◆ **Aim of the task**
Below are some records; reproduce every one of them exactly.

---*---

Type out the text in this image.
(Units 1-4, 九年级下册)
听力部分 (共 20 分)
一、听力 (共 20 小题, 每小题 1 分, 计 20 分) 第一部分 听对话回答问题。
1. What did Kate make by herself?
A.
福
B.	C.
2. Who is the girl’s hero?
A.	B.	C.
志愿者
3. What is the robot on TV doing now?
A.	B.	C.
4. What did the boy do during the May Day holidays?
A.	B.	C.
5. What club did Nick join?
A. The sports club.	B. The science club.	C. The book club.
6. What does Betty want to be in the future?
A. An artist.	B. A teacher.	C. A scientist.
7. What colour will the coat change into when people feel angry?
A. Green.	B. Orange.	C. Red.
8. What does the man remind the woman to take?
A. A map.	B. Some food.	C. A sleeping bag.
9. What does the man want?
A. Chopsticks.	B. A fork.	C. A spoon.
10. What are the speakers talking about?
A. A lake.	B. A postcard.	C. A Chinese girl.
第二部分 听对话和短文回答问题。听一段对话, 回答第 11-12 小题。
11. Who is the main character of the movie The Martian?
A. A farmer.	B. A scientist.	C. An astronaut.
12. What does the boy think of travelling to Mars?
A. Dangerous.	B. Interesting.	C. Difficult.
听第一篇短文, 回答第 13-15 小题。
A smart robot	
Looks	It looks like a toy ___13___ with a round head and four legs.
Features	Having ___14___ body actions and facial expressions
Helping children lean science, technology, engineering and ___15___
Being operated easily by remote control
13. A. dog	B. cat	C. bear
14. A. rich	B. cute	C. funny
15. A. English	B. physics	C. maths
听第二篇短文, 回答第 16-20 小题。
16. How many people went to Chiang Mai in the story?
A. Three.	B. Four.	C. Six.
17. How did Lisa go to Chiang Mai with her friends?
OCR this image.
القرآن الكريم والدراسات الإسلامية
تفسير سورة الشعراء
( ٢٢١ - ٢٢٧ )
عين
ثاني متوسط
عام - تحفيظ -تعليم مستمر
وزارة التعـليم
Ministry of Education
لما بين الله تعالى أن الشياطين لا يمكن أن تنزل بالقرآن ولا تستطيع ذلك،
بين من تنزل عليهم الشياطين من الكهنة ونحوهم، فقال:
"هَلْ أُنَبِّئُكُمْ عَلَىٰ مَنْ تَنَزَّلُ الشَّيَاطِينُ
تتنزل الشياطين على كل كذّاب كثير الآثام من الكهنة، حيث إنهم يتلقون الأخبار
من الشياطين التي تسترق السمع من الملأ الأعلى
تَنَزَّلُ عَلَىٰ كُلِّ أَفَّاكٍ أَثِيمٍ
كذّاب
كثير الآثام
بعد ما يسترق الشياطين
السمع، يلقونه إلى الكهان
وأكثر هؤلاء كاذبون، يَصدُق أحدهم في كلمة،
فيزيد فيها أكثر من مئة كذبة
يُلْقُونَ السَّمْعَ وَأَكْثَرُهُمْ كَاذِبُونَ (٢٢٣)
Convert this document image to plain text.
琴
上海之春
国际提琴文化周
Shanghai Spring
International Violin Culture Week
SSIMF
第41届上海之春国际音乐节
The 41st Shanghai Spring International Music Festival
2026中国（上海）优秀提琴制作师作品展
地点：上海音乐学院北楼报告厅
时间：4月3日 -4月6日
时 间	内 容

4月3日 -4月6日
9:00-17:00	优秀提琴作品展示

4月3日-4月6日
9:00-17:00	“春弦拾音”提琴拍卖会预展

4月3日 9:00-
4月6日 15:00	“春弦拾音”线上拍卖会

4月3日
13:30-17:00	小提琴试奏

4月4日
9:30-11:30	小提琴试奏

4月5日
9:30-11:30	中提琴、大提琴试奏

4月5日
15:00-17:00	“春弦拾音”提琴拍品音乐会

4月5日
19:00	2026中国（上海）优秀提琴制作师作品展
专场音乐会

---*---

◆ **Result for this task**
Type out the text in this image.
(Units 1-4, 九年级下册)
听力部分 (共 20 分)
一、听力 (共 20 小题, 每小题 1 分, 计 20 分) 第一部分 听对话回答问题。
1. What did Kate make by herself?
A.
福
B.	C.
2. Who is the girl’s hero?
A.	B.	C.
志愿者
3. What is the robot on TV doing now?
A.	B.	C.
4. What did the boy do during the May Day holidays?
A.	B.	C.
5. What club did Nick join?
A. The sports club.	B. The science club.	C. The book club.
6. What does Betty want to be in the future?
A. An artist.	B. A teacher.	C. A scientist.
7. What colour will the coat change into when people feel angry?
A. Green.	B. Orange.	C. Red.
8. What does the man remind the woman to take?
A. A map.	B. Some food.	C. A sleeping bag.
9. What does the man want?
A. Chopsticks.	B. A fork.	C. A spoon.
10. What are the speakers talking about?
A. A lake.	B. A postcard.	C. A Chinese girl.
第二部分 听对话和短文回答问题。听一段对话, 回答第 11-12 小题。
11. Who is the main character of the movie The Martian?
A. A farmer.	B. A scientist.	C. An astronaut.
12. What does the boy think of travelling to Mars?
A. Dangerous.	B. Interesting.	C. Difficult.
听第一篇短文, 回答第 13-15 小题。
A smart robot	
Looks	It looks like a toy ___13___ with a round head and four legs.
Features	Having ___14___ body actions and facial expressions
Helping children lean science, technology, engineering and ___15___
Being operated easily by remote control
13. A. dog	B. cat	C. bear
14. A. rich	B. cute	C. funny
15. A. English	B. physics	C. maths
听第二篇短文, 回答第 16-20 小题。
16. How many people went to Chiang Mai in the story?
A. Three.	B. Four.	C. Six.
17. How did Lisa go to Chiang Mai with her friends?
OCR this image.
القرآن الكريم والدراسات الإسلامية
تفسير سورة الشعراء
( ٢٢١ - ٢٢٧ )
عين
ثاني متوسط
عام - تحفيظ -تعليم مستمر
وزارة التعـليم
Ministry of Education
لما بين الله تعالى أن الشياطين لا يمكن أن تنزل بالقرآن ولا تستطيع ذلك،
بين من تنزل عليهم الشياطين من الكهنة ونحوهم، فقال:
"هَلْ أُنَبِّئُكُمْ عَلَىٰ مَنْ تَنَزَّلُ الشَّيَاطِينُ
تتنزل الشياطين على كل كذّاب كثير الآثام من الكهنة، حيث إنهم يتلقون الأخبار
من الشياطين التي تسترق السمع من الملأ الأعلى
تَنَزَّلُ عَلَىٰ كُلِّ أَفَّاكٍ أَثِيمٍ
كذّاب
كثير الآثام
بعد ما يسترق الشياطين
السمع، يلقونه إلى الكهان
وأكثر هؤلاء كاذبون، يَصدُق أحدهم في كلمة،
فيزيد فيها أكثر من مئة كذبة
يُلْقُونَ السَّمْعَ وَأَكْثَرُهُمْ كَاذِبُونَ (٢٢٣)
Convert this document image to plain text.
琴
上海之春
国际提琴文化周
Shanghai Spring
International Violin Culture Week
SSIMF
第41届上海之春国际音乐节
The 41st Shanghai Spring International Music Festival
2026中国（上海）优秀提琴制作师作品展
地点：上海音乐学院北楼报告厅
时间：4月3日 -4月6日
时 间	内 容

4月3日 -4月6日
9:00-17:00	优秀提琴作品展示

4月3日-4月6日
9:00-17:00	“春弦拾音”提琴拍卖会预展

4月3日 9:00-
4月6日 15:00	“春弦拾音”线上拍卖会

4月3日
13:30-17:00	小提琴试奏

4月4日
9:30-11:30	小提琴试奏

4月5日
9:30-11:30	中提琴、大提琴试奏

4月5日
15:00-17:00	“春弦拾音”提琴拍品音乐会

4月5日
19:00	2026中国（上海）优秀提琴制作师作品展
专场音乐会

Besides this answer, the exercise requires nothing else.